## Problem details
Write out the whole listing word for word.

## Extracted material

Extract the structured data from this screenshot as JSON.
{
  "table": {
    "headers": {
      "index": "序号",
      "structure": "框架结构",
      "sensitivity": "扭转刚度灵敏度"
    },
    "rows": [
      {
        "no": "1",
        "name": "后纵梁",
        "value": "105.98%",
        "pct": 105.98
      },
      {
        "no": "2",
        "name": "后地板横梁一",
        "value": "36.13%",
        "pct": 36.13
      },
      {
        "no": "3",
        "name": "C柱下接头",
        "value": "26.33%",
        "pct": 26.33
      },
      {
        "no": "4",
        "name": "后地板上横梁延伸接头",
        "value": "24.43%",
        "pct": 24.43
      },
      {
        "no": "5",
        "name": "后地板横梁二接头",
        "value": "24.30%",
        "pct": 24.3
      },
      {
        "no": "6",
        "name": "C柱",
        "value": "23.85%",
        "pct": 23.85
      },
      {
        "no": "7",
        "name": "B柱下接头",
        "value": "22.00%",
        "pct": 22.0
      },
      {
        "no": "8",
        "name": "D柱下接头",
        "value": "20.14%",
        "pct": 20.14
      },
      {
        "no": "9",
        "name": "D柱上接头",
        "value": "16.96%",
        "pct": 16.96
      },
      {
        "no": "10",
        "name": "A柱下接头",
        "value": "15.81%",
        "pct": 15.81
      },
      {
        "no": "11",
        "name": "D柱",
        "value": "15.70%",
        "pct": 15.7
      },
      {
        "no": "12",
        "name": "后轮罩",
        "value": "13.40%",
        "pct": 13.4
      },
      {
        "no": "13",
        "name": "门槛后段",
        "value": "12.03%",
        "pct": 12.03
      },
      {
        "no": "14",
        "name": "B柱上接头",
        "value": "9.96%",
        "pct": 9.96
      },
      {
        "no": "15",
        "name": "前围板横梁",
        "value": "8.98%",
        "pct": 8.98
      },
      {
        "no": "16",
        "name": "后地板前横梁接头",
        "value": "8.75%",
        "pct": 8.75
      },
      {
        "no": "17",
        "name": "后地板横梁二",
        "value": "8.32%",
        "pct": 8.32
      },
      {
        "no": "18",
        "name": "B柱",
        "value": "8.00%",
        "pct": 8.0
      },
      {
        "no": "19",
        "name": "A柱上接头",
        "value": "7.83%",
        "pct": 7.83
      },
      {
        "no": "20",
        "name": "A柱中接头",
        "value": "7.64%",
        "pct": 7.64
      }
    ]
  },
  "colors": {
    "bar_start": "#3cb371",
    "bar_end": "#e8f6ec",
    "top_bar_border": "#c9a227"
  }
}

## Exercise answer
Extract the structured data from this screenshot as JSON.
{
  "table": {
    "headers": {
      "index": "序号",
      "structure": "框架结构",
      "sensitivity": "扭转刚度灵敏度"
    },
    "rows": [
      {
        "no": "1",
        "name": "后纵梁",
        "value": "105.98%",
        "pct": 105.98
      },
      {
        "no": "2",
        "name": "后地板横梁一",
        "value": "36.13%",
        "pct": 36.13
      },
      {
        "no": "3",
        "name": "C柱下接头",
        "value": "26.33%",
        "pct": 26.33
      },
      {
        "no": "4",
        "name": "后地板上横梁延伸接头",
        "value": "24.43%",
        "pct": 24.43
      },
      {
        "no": "5",
        "name": "后地板横梁二接头",
        "value": "24.30%",
        "pct": 24.3
      },
      {
        "no": "6",
        "name": "C柱",
        "value": "23.85%",
        "pct": 23.85
      },
      {
        "no": "7",
        "name": "B柱下接头",
        "value": "22.00%",
        "pct": 22.0
      },
      {
        "no": "8",
        "name": "D柱下接头",
        "value": "20.14%",
        "pct": 20.14
      },
      {
        "no": "9",
        "name": "D柱上接头",
        "value": "16.96%",
        "pct": 16.96
      },
      {
        "no": "10",
        "name": "A柱下接头",
        "value": "15.81%",
        "pct": 15.81
      },
      {
        "no": "11",
        "name": "D柱",
        "value": "15.70%",
        "pct": 15.7
      },
      {
        "no": "12",
        "name": "后轮罩",
        "value": "13.40%",
        "pct": 13.4
      },
      {
        "no": "13",
        "name": "门槛后段",
        "value": "12.03%",
        "pct": 12.03
      },
      {
        "no": "14",
        "name": "B柱上接头",
        "value": "9.96%",
        "pct": 9.96
      },
      {
        "no": "15",
        "name": "前围板横梁",
        "value": "8.98%",
        "pct": 8.98
      },
      {
        "no": "16",
        "name": "后地板前横梁接头",
        "value": "8.75%",
        "pct": 8.75
      },
      {
        "no": "17",
        "name": "后地板横梁二",
        "value": "8.32%",
        "pct": 8.32
      },
      {
        "no": "18",
        "name": "B柱",
        "value": "8.00%",
        "pct": 8.0
      },
      {
        "no": "19",
        "name": "A柱上接头",
        "value": "7.83%",
        "pct": 7.83
      },
      {
        "no": "20",
        "name": "A柱中接头",
        "value": "7.64%",
        "pct": 7.64
      }
    ]
  },
  "colors": {
    "bar_start": "#3cb371",
    "bar_end": "#e8f6ec",
    "top_bar_border": "#c9a227"
  }
}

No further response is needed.